STATED GOAL
Return every line below as is, leaving out the pictures.

RECORDS FOR THE EXERCISE
>>

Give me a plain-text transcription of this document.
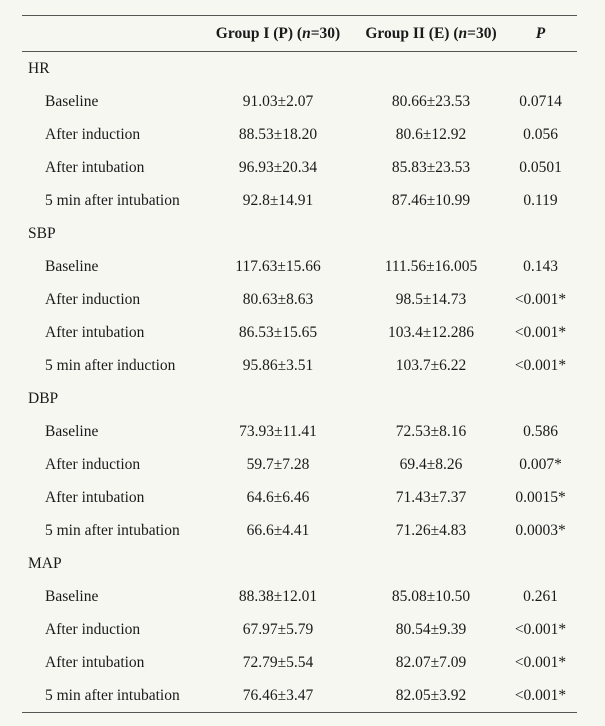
	Group I (P) (n=30)	Group II (E) (n=30)	P
HR			
Baseline	91.03±2.07	80.66±23.53	0.0714
After induction	88.53±18.20	80.6±12.92	0.056
After intubation	96.93±20.34	85.83±23.53	0.0501
5 min after intubation	92.8±14.91	87.46±10.99	0.119
SBP			
Baseline	117.63±15.66	111.56±16.005	0.143
After induction	80.63±8.63	98.5±14.73	<0.001*
After intubation	86.53±15.65	103.4±12.286	<0.001*
5 min after induction	95.86±3.51	103.7±6.22	<0.001*
DBP			
Baseline	73.93±11.41	72.53±8.16	0.586
After induction	59.7±7.28	69.4±8.26	0.007*
After intubation	64.6±6.46	71.43±7.37	0.0015*
5 min after intubation	66.6±4.41	71.26±4.83	0.0003*
MAP			
Baseline	88.38±12.01	85.08±10.50	0.261
After induction	67.97±5.79	80.54±9.39	<0.001*
After intubation	72.79±5.54	82.07±7.09	<0.001*
5 min after intubation	76.46±3.47	82.05±3.92	<0.001*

<<

RESPONSE TO THE TASK
Give me a plain-text transcription of this document.
	Group I (P) (n=30)	Group II (E) (n=30)	P
HR			
Baseline	91.03±2.07	80.66±23.53	0.0714
After induction	88.53±18.20	80.6±12.92	0.056
After intubation	96.93±20.34	85.83±23.53	0.0501
5 min after intubation	92.8±14.91	87.46±10.99	0.119
SBP			
Baseline	117.63±15.66	111.56±16.005	0.143
After induction	80.63±8.63	98.5±14.73	<0.001*
After intubation	86.53±15.65	103.4±12.286	<0.001*
5 min after induction	95.86±3.51	103.7±6.22	<0.001*
DBP			
Baseline	73.93±11.41	72.53±8.16	0.586
After induction	59.7±7.28	69.4±8.26	0.007*
After intubation	64.6±6.46	71.43±7.37	0.0015*
5 min after intubation	66.6±4.41	71.26±4.83	0.0003*
MAP			
Baseline	88.38±12.01	85.08±10.50	0.261
After induction	67.97±5.79	80.54±9.39	<0.001*
After intubation	72.79±5.54	82.07±7.09	<0.001*
5 min after intubation	76.46±3.47	82.05±3.92	<0.001*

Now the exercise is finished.